Gather each line containing the string "this" from these entries.

Collected data entries
-- -- --

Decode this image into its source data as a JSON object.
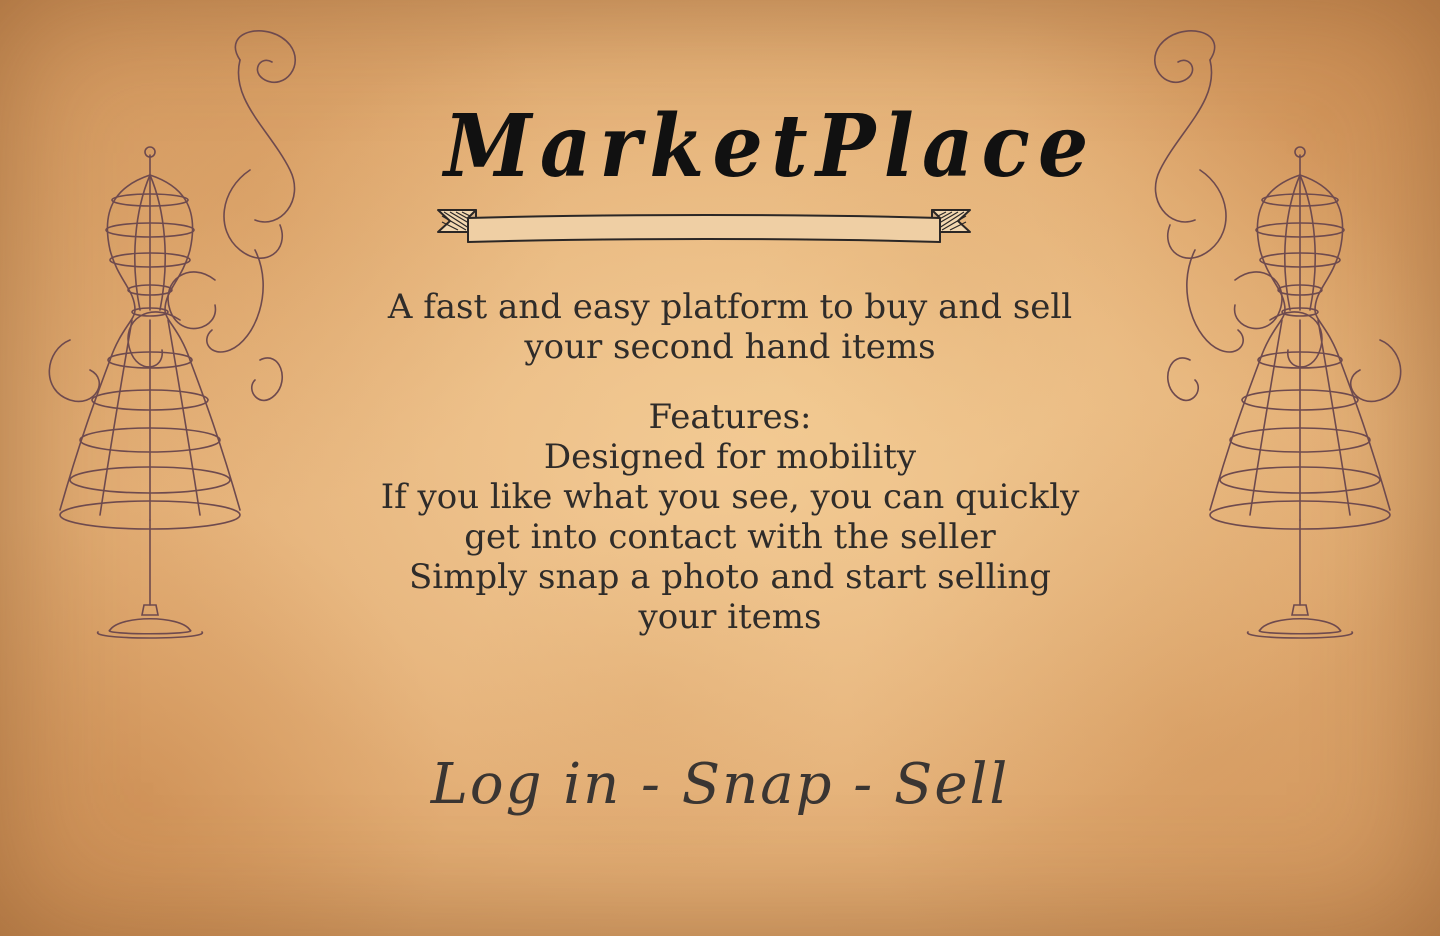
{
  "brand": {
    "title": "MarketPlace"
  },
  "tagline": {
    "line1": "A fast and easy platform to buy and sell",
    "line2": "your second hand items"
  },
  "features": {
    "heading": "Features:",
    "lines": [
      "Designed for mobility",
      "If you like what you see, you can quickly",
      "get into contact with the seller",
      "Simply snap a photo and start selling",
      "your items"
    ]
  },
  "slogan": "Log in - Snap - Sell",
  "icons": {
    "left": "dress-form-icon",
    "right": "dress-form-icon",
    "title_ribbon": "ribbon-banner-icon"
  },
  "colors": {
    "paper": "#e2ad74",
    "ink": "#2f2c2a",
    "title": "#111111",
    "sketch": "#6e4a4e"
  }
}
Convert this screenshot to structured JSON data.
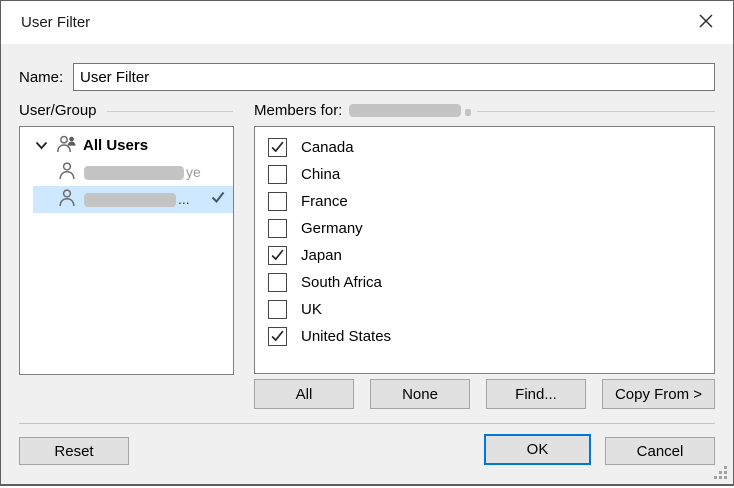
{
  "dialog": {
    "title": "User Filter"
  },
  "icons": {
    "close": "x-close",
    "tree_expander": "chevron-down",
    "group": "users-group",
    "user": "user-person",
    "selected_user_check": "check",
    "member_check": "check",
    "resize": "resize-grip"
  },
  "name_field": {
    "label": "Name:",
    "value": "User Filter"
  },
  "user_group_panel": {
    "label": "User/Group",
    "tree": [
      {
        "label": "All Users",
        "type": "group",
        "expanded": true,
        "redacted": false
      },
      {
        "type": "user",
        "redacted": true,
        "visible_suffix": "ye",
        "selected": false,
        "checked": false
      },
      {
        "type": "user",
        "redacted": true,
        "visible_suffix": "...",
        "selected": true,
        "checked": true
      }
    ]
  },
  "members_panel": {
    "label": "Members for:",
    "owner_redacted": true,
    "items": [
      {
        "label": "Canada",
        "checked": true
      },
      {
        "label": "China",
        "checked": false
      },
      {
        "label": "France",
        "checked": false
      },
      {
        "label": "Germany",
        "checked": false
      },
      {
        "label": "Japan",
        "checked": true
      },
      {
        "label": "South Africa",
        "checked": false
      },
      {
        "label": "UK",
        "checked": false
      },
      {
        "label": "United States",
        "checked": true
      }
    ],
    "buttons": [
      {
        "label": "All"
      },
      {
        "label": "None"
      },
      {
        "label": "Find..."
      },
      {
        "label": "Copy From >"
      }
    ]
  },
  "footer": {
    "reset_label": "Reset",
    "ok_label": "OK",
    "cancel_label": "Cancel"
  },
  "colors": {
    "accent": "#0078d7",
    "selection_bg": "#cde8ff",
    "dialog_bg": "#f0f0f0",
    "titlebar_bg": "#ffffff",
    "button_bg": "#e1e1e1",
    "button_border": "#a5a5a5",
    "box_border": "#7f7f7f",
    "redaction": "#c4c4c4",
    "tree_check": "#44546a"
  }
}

-- -- --

__Solution to the exercise__.
Decode this image into its source data as a JSON object.
Convert this screenshot to structured JSON data.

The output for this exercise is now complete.